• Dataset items
□ □ □ □ □

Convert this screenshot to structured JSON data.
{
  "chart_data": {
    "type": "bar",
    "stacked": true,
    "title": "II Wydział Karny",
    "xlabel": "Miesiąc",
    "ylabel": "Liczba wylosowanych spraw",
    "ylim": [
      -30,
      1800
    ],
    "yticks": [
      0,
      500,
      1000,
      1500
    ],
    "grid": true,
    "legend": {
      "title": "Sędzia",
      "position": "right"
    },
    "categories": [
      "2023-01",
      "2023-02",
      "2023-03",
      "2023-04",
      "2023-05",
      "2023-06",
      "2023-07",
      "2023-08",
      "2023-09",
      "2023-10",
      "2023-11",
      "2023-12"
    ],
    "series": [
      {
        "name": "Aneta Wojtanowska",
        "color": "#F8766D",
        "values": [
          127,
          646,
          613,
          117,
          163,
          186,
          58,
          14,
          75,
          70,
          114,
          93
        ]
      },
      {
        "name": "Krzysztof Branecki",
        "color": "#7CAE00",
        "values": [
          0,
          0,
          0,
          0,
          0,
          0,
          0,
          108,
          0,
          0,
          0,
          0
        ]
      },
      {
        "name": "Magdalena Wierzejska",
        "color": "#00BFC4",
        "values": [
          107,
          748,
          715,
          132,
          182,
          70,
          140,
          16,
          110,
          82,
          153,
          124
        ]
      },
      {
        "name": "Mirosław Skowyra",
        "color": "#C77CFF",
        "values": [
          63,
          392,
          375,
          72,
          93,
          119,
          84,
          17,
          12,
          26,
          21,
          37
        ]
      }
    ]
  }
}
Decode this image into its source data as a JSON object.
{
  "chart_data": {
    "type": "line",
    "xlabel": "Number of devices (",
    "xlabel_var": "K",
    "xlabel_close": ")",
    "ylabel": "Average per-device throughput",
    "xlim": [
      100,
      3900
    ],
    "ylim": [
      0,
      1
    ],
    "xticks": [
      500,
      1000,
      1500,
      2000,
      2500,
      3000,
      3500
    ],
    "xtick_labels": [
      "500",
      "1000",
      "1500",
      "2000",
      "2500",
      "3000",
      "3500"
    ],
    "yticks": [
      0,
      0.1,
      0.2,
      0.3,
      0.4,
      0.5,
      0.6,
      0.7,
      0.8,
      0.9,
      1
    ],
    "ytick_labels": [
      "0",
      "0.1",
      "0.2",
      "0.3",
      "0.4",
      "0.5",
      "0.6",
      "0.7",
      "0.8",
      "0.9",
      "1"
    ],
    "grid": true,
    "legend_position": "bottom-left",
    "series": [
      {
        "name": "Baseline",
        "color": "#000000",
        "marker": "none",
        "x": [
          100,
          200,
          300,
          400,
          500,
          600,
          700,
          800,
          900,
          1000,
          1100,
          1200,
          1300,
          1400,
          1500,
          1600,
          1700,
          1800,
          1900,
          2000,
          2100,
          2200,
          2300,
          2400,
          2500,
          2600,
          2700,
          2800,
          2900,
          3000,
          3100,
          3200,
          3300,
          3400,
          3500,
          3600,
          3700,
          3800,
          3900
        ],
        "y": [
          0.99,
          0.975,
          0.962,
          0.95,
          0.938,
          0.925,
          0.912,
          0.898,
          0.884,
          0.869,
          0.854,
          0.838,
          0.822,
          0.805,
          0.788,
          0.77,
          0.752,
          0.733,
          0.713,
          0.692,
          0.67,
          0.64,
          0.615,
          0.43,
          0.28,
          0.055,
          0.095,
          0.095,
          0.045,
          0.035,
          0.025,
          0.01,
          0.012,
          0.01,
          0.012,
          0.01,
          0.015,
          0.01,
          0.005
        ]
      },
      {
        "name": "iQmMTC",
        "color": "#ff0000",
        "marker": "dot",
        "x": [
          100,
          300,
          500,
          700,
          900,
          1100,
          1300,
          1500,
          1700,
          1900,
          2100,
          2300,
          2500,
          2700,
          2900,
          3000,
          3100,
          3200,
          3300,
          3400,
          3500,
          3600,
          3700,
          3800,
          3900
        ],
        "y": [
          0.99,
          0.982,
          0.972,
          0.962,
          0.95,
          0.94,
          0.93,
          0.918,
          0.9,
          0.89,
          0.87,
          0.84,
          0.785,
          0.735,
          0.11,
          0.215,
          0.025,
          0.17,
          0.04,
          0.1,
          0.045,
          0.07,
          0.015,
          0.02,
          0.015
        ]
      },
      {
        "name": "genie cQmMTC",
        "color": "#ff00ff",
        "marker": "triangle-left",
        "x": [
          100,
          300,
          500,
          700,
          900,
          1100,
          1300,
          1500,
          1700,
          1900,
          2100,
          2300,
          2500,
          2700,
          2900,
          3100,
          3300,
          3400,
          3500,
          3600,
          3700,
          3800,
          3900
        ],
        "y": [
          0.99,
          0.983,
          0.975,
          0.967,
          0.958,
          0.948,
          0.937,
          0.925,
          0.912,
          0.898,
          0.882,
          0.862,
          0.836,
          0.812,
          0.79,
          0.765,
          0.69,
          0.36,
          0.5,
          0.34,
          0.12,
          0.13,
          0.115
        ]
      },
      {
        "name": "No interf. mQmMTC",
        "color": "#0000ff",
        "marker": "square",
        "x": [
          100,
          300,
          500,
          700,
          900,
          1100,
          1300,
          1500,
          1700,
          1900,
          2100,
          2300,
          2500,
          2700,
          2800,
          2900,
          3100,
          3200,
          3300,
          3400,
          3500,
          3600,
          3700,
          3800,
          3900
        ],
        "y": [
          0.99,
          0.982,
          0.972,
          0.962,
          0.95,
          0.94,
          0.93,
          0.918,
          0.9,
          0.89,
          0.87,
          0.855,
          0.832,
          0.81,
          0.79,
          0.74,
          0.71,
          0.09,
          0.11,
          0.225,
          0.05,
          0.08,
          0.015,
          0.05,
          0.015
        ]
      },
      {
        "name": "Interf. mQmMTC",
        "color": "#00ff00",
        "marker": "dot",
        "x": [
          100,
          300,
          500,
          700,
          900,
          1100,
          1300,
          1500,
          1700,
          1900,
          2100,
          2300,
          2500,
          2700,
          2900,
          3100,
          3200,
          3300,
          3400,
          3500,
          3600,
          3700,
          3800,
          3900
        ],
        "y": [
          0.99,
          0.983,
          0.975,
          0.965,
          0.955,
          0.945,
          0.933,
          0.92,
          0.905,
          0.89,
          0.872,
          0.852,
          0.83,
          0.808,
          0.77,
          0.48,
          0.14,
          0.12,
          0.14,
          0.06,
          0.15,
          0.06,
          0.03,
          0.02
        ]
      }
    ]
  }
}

□ □ □ □ □

• DO THIS
Show every line of the records above that contains the word "left".

• COMPLETED TASK
    "legend_position": "bottom-left",
        "marker": "triangle-left",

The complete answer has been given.